+++ Source

Ardern said her goal was to eliminate from New Zealand the weapons that the killer used in Christchurch. She emphasised that it would require a buyback of banned weapons in circulation now, plus regulation around firearms and ammunition.

“The guns used in these terrorist attacks had important distinguishing features,” she said at a news conference at parliament in Wellington, the capital. “First, big capacity, and also their delivery. They had the power to shoot continuously, but they also had large capacity magazines.”

Ardern’s plan for immediate gun policy changes, announced six days after a mass shooting, stands in stark contrast to the stalemate and resistance to change that has stymied similar calls for restrictions on firearms in the US.

Ardern’s handling of the massacre and its aftermath have resonated around the world and thrust her into the spotlight as a force on the issue of guns.

++++++

■ Short task A ■
Retype the listing from its first line through the line that holds "group-label: High yield", with both ends included.

+++ Provided information

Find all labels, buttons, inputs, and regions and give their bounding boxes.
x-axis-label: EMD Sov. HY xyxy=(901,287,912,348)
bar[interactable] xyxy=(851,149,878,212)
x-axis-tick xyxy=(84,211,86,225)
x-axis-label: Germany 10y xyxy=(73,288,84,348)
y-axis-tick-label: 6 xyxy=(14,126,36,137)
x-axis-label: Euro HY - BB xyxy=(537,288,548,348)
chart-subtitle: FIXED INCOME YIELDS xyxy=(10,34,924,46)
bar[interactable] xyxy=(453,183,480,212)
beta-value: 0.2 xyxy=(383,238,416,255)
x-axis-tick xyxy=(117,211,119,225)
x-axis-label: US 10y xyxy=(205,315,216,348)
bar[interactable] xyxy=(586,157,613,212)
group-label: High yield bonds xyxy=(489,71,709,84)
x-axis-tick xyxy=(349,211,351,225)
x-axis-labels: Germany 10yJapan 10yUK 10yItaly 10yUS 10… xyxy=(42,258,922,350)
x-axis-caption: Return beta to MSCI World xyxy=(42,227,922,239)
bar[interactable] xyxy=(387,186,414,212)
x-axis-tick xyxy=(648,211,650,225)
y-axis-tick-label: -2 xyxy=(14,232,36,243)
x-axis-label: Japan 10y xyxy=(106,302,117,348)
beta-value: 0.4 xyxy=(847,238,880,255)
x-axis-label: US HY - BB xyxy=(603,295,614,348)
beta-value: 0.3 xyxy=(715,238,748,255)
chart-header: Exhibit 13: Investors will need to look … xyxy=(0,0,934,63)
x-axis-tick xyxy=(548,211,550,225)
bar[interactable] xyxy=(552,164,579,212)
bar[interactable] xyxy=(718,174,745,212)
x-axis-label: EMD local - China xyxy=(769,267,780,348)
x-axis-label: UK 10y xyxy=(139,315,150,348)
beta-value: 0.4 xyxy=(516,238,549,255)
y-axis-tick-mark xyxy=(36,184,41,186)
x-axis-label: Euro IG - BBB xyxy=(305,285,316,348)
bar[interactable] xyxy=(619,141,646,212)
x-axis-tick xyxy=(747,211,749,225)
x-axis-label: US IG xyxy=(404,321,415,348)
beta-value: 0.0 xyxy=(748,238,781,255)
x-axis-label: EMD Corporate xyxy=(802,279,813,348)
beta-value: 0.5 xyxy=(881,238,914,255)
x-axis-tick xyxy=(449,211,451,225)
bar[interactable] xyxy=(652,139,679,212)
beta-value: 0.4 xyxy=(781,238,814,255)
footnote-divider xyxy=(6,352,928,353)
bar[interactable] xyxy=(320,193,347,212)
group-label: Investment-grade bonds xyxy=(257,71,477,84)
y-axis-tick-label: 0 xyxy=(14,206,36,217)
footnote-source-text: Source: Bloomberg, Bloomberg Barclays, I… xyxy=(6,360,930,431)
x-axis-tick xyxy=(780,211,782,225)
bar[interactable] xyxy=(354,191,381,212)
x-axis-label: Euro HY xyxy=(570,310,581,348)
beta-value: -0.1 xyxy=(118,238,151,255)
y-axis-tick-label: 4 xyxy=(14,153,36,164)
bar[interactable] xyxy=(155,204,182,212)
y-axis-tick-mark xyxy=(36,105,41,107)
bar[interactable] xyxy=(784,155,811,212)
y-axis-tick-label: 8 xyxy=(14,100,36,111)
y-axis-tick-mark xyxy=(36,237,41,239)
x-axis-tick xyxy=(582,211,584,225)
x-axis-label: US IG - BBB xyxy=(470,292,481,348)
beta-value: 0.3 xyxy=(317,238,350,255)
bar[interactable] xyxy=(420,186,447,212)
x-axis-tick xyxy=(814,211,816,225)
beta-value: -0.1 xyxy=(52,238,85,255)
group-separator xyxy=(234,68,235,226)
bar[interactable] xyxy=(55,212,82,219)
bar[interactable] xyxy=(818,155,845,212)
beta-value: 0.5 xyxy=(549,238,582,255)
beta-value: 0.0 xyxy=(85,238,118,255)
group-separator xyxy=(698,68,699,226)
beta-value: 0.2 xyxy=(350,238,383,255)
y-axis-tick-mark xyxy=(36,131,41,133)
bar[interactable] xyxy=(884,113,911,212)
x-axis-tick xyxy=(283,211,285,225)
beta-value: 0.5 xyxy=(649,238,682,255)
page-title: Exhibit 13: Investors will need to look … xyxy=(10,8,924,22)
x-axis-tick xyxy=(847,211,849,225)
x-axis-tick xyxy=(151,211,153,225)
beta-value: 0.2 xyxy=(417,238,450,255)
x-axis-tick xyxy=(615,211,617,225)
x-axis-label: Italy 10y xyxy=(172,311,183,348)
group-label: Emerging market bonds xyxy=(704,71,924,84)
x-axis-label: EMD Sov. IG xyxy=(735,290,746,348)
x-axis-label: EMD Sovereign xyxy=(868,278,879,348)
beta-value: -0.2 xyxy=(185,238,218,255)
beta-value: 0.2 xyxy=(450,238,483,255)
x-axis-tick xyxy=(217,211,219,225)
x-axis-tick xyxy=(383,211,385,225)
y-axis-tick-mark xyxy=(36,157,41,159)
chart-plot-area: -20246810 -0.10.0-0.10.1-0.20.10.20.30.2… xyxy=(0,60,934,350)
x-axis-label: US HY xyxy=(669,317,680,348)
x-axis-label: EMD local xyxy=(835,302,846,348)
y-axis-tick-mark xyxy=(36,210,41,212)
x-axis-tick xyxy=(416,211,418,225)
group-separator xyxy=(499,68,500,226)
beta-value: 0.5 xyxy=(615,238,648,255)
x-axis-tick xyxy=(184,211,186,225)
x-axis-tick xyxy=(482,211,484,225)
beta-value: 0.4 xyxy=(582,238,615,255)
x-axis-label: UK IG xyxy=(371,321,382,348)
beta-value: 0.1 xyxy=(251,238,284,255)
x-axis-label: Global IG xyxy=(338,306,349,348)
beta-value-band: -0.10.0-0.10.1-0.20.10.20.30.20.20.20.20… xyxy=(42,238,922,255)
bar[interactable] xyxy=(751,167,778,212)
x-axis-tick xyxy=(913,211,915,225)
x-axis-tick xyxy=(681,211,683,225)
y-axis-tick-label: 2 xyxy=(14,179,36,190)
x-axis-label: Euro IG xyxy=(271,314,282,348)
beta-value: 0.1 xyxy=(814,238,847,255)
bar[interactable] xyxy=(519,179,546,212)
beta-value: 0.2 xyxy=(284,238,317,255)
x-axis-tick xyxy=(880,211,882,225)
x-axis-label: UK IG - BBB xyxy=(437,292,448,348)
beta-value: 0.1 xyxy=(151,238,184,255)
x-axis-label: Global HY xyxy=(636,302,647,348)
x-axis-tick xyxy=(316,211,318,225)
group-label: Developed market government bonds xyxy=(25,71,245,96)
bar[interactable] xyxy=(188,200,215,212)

++++++

■ Short task B ■
Echo the part of the text on Ardern's gun policy between "Ardern said her" and "firearms and ammunition.", inclusive, word for word.

■ Task result A ■
Find all labels, buttons, inputs, and regions and give their bounding boxes.
x-axis-label: EMD Sov. HY xyxy=(901,287,912,348)
bar[interactable] xyxy=(851,149,878,212)
x-axis-tick xyxy=(84,211,86,225)
x-axis-label: Germany 10y xyxy=(73,288,84,348)
y-axis-tick-label: 6 xyxy=(14,126,36,137)
x-axis-label: Euro HY - BB xyxy=(537,288,548,348)
chart-subtitle: FIXED INCOME YIELDS xyxy=(10,34,924,46)
bar[interactable] xyxy=(453,183,480,212)
beta-value: 0.2 xyxy=(383,238,416,255)
x-axis-tick xyxy=(117,211,119,225)
x-axis-label: US 10y xyxy=(205,315,216,348)
bar[interactable] xyxy=(586,157,613,212)
group-label: High yield bonds xyxy=(489,71,709,84)

■ Task result B ■
Ardern said her goal was to eliminate from New Zealand the weapons that the killer used in Christchurch. She emphasised that it would require a buyback of banned weapons in circulation now, plus regulation around firearms and ammunition.